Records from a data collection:
╔══

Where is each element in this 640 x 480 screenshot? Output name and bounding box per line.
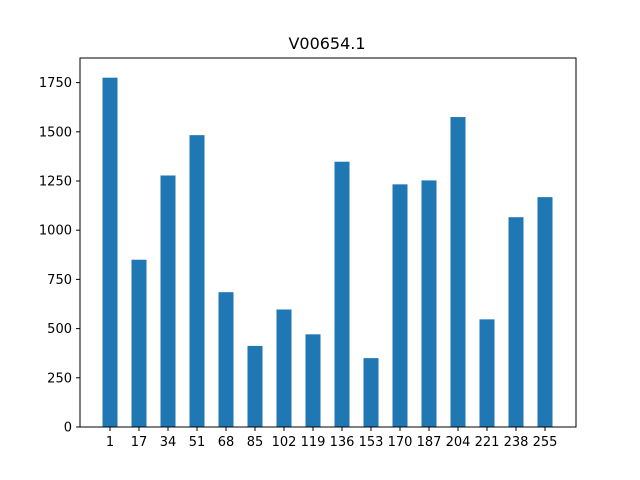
- y-tick-label: 0: [64, 421, 72, 436]
- y-tick-label: 250: [47, 371, 72, 386]
- x-tick-label: 51: [189, 435, 206, 450]
- plot-frame: [79, 57, 577, 428]
- x-tick-label: 221: [475, 435, 500, 450]
- x-tick-label: 1: [106, 435, 114, 450]
- y-tick-label: 750: [47, 273, 72, 288]
- x-tick-label: 255: [533, 435, 558, 450]
- y-tick-label: 1250: [39, 175, 72, 190]
- y-tick-label: 1750: [39, 76, 72, 91]
- x-axis: 1 17 34 51 68 85 102 119 136 153 170 187 204 221 238 25…: [106, 427, 558, 450]
- bars-layer: [102, 77, 553, 428]
- x-tick-label: 204: [446, 435, 471, 450]
- y-axis: 0 250 500 750 1000 1250 1500 1750: [39, 76, 80, 436]
- bar-204: [450, 117, 466, 427]
- x-tick-label: 34: [160, 435, 177, 450]
- y-tick-label: 1500: [39, 125, 72, 140]
- bar-1: [102, 77, 118, 428]
- bar-119: [305, 334, 321, 427]
- x-tick-label: 68: [218, 435, 235, 450]
- x-tick-label: 102: [272, 435, 297, 450]
- bar-34: [160, 175, 176, 427]
- x-tick-label: 119: [301, 435, 326, 450]
- bar-85: [247, 345, 263, 427]
- bar-221: [479, 319, 495, 427]
- bar-102: [276, 309, 292, 427]
- x-tick-label: 170: [388, 435, 413, 450]
- x-tick-label: 238: [504, 435, 529, 450]
- bar-17: [131, 259, 147, 427]
- bar-255: [537, 197, 553, 427]
- bar-238: [508, 217, 524, 427]
- bar-68: [218, 292, 234, 427]
- bar-187: [421, 180, 437, 427]
- x-tick-label: 136: [330, 435, 355, 450]
- bar-136: [334, 161, 350, 427]
- x-tick-label: 153: [359, 435, 384, 450]
- bar-153: [363, 358, 379, 427]
- y-tick-label: 1000: [39, 224, 72, 239]
- x-tick-label: 187: [417, 435, 442, 450]
- chart-title: V00654.1: [288, 34, 365, 53]
- x-tick-label: 85: [247, 435, 264, 450]
- x-tick-label: 17: [131, 435, 148, 450]
- bar-170: [392, 184, 408, 427]
- bar-51: [189, 135, 205, 427]
- y-tick-label: 500: [47, 322, 72, 337]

╚══

**Direction:**
Copy every line above exactly as it appears, leaving out the pictures.

**Solution below:**
Where is each element in this 640 x 480 screenshot? Output name and bounding box per line.
- y-tick-label: 0: [64, 421, 72, 436]
- y-tick-label: 250: [47, 371, 72, 386]
- x-tick-label: 51: [189, 435, 206, 450]
- plot-frame: [79, 57, 577, 428]
- x-tick-label: 221: [475, 435, 500, 450]
- x-tick-label: 1: [106, 435, 114, 450]
- y-tick-label: 750: [47, 273, 72, 288]
- x-tick-label: 255: [533, 435, 558, 450]
- y-tick-label: 1250: [39, 175, 72, 190]
- y-tick-label: 1750: [39, 76, 72, 91]
- x-axis: 1 17 34 51 68 85 102 119 136 153 170 187 204 221 238 25…: [106, 427, 558, 450]
- bars-layer: [102, 77, 553, 428]
- x-tick-label: 204: [446, 435, 471, 450]
- y-axis: 0 250 500 750 1000 1250 1500 1750: [39, 76, 80, 436]
- bar-204: [450, 117, 466, 427]
- x-tick-label: 34: [160, 435, 177, 450]
- y-tick-label: 1500: [39, 125, 72, 140]
- bar-1: [102, 77, 118, 428]
- bar-119: [305, 334, 321, 427]
- x-tick-label: 68: [218, 435, 235, 450]
- x-tick-label: 102: [272, 435, 297, 450]
- bar-34: [160, 175, 176, 427]
- x-tick-label: 119: [301, 435, 326, 450]
- bar-85: [247, 345, 263, 427]
- bar-221: [479, 319, 495, 427]
- bar-102: [276, 309, 292, 427]
- x-tick-label: 170: [388, 435, 413, 450]
- x-tick-label: 238: [504, 435, 529, 450]
- bar-17: [131, 259, 147, 427]
- bar-255: [537, 197, 553, 427]
- bar-238: [508, 217, 524, 427]
- bar-68: [218, 292, 234, 427]
- bar-187: [421, 180, 437, 427]
- x-tick-label: 136: [330, 435, 355, 450]
- bar-136: [334, 161, 350, 427]
- x-tick-label: 153: [359, 435, 384, 450]
- bar-153: [363, 358, 379, 427]
- y-tick-label: 1000: [39, 224, 72, 239]
- x-tick-label: 187: [417, 435, 442, 450]
- chart-title: V00654.1: [288, 34, 365, 53]
- x-tick-label: 85: [247, 435, 264, 450]
- x-tick-label: 17: [131, 435, 148, 450]
- bar-170: [392, 184, 408, 427]
- bar-51: [189, 135, 205, 427]
- y-tick-label: 500: [47, 322, 72, 337]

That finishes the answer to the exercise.